Goal: Carry the profile of Muhammad Ali below forward from its final line, picking up right after the woman at the screen door says the dog is friendly.

Page:
+===+
Ali remains a celebrity and is mobbed wherever he goes, but ironically, the
man who was once famous for his gift of gab has been rendered all but mute.

Boxing gave Ali a stage and took much in return, and now he has become an
object of pity. Reformers look at him and curse the game that made him so. The
nostalgists, even those who hated him when he first arrived to shock the
world, now smile soft, fuzzy, patronizing smiles at the sight of The Greatest.

Brain damage has rendered him benign, the way hawking barbecue recipes made
Black Panther Bobby Seale benign, the way becoming a confirmed capitalist made
Jerry Rubin benign. Now, although it's hard to find anyone who won't profess
their love and admiration for Ali , there's a sense of pathos that tends to go
with that affection, as though the subject were a formerly difficult, now
passively senile, uncle.

Muhammed Ali lives in this small, old-fashioned, prosperous, quintessentially
Middle American town surrounded by vineyards and orchards, not far from the
shores of Lake Michigan, about 100 kilometres east of Chicago. His farm is at
the end of a dead-end street, and anyone in town can direct you there. The
sign that once proclaimed Muhammad Ali Farms at the entrance is gone. Now
there is just a fence and a gate with a security intercom and the label "M.
Ali ." Once the gate was always kept open when Ali was in town. Today it is
locked.

But even in a world that spawned Mark David Chapman, the metal bars and the
barbed wire atop the fence are misleading. Anyone can arrive from anywhere,
dial the code provided, ask for an audience and be granted admission. After
the gate swings open, you follow a long, tree-lined lane that ends at a modest
white frame house. Nearby is a small barn that houses a gym. A huge doberman
rises to greet the arriving car, but it is not an attack dog.

"Don't worry," says a tall, strong woman who opens the screen door at the back
of the house. "He's friendly."
+===+
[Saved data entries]

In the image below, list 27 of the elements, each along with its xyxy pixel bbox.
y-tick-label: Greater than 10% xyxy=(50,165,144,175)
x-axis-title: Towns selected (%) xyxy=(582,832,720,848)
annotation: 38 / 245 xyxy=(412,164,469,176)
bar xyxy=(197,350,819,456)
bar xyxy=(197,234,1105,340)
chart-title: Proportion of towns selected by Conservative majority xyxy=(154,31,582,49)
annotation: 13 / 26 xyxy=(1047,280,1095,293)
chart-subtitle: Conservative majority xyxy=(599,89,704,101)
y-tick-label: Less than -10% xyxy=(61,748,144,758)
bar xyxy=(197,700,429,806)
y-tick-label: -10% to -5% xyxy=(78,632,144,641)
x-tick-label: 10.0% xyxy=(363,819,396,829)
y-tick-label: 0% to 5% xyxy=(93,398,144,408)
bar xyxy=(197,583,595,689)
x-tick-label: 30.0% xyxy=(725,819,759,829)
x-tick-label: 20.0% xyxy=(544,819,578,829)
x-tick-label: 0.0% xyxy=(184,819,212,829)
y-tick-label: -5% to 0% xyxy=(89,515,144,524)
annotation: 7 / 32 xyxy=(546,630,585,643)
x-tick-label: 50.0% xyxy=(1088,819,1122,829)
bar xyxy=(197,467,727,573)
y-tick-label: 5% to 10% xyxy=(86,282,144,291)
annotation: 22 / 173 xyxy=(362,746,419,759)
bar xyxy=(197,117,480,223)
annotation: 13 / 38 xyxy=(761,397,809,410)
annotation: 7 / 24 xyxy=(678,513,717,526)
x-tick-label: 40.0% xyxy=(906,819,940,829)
+===+
Task result:
She is Lonnie Ali , the champion's fourth wife. She was a little girl when he
first won the world championship from Sonny Liston, growing up across the
street from the Clay family home in Louisville. They were married in 1985
after Lonnie completed her MBA, and she is said to look after his well-being
and his finances a lot better than most of those from the glory days

By most measures, Ali is still a rich man, but by most accounts not nearly as
rich as he should be. Money wasn't one of the things that Muhammad Ali paid
much attention to, and for the leeches and the truly needy, he was the easiest
mark in the world.

We walk in through the kitchen -- my son and I, later followed by my wife and
our baby -- past Lonnie and her mother, Marguerite Williams, as they prepare
lunch, cleaning freshly picked vegetables. The next room is a study, where Ali
sits at a large table, signing the Islamic tracts that he distributes by the
thousands. He rises to shake hands, asks my name, where I'm from. He lifts my
son, who is still shy at the sight of the enormous, whispering man, and
slowly, gently, kisses him on the cheek. Then he sits down in an easy chair
beside a silent, giant-screen television set.

"How old were you when you first heard about me?" Ali asks.
I was seven. It was his second fight with the brave British Bleeder Henry
Cooper on a flickering black-and-white screen. It is the first boxing, or any
other sport, I remember watching. I was too young to have seen the Friday
Night Fights on my father's knee. I can't remember a world when there was no
Cassius Clay.

My dad was a Joe Louis man, a Sugar Ray Robinson man, and was two boxing
generations removed from understanding what the young heavyweight with the big
mouth was all about. Even those who had doted on Rocky Marciano just 10 years
before were hopelessly out of touch.

The generation gap had something to do with the anger, and fear, that greeted
Ali 's appearance on the sporting scene. Looking back, it's also clear there
was so much more than that. Why couldn't those who were willing to let Walker
Smith take the name of Robinson and Arnold Cream become Jersey Joe Walcott,
let Clay become Ali?

It didn't start out that way. When Cassius Clay turned professional after
winning a gold medal at the 1960 Olympics, he was managed by a group of white
businessmen from Louisville and was widely regarded as a clown because of his
penchant for loud, long monologues, for reciting his own verse, for predicting
the round of his opponent's demise.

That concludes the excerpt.